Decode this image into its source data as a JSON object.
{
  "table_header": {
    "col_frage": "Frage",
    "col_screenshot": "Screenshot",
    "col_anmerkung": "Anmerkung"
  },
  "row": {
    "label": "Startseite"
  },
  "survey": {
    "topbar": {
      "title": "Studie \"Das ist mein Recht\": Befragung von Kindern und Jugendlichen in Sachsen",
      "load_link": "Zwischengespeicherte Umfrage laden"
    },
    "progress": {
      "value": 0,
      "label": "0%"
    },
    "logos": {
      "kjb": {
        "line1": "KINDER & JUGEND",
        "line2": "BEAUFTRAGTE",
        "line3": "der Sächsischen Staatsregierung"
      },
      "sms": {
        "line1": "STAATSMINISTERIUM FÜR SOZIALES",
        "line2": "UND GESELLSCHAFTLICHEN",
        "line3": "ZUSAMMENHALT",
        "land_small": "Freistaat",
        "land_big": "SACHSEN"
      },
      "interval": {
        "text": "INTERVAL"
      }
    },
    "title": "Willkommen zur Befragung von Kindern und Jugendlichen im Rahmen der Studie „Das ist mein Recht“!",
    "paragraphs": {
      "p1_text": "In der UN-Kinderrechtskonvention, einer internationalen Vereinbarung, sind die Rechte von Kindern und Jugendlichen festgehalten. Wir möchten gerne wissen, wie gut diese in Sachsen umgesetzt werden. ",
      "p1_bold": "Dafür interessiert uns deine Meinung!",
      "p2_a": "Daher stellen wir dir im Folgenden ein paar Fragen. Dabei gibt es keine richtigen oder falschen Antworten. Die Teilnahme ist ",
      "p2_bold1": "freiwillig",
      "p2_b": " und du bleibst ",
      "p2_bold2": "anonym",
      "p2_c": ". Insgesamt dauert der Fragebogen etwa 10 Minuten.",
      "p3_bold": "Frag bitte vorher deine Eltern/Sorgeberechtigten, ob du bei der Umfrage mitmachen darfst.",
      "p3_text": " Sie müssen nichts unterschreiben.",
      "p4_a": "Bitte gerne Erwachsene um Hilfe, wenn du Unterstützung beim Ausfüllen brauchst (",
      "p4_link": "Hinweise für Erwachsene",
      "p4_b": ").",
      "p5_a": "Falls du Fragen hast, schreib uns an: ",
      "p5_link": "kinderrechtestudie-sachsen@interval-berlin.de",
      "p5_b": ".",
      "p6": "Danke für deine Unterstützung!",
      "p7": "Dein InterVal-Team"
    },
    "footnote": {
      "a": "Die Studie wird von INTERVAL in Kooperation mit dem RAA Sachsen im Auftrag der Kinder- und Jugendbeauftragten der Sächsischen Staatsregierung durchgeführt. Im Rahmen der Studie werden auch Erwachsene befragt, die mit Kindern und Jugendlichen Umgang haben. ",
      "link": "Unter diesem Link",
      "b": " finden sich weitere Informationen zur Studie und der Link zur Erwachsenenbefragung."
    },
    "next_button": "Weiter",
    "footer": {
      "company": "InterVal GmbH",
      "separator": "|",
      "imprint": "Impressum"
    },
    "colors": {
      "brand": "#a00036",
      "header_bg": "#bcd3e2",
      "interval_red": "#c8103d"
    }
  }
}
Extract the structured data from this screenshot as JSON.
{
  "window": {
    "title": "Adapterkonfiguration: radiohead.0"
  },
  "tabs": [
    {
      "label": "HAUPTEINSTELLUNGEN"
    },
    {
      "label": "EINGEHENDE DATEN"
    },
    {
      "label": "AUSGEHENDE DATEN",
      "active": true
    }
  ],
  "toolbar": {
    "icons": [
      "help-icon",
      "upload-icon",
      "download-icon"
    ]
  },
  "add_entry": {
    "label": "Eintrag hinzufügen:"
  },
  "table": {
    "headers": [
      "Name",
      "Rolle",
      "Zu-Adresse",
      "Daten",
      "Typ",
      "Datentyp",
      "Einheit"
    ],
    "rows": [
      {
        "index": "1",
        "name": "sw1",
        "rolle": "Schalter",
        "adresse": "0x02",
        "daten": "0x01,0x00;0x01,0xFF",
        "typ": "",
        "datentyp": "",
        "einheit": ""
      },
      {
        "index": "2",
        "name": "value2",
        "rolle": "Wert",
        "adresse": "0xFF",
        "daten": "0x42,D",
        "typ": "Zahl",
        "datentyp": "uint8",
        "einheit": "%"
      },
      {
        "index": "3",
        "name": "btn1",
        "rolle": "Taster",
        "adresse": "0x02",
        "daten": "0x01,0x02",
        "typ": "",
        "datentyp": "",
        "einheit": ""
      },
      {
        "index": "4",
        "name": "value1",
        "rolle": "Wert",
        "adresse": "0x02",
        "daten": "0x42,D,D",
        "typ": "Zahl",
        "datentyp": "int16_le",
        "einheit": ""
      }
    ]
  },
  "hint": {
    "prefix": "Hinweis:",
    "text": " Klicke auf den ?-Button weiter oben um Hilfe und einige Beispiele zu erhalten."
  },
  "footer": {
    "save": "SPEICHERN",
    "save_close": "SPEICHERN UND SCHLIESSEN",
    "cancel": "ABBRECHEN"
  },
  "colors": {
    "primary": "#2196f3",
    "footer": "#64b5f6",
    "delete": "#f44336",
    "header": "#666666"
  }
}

☆ ☆ ☆ ☆ ☆ ☆ ☆

What is needed
Identify every line where the string "JSON" appears.

The reply
Decode this image into its source data as a JSON object.
Extract the structured data from this screenshot as JSON.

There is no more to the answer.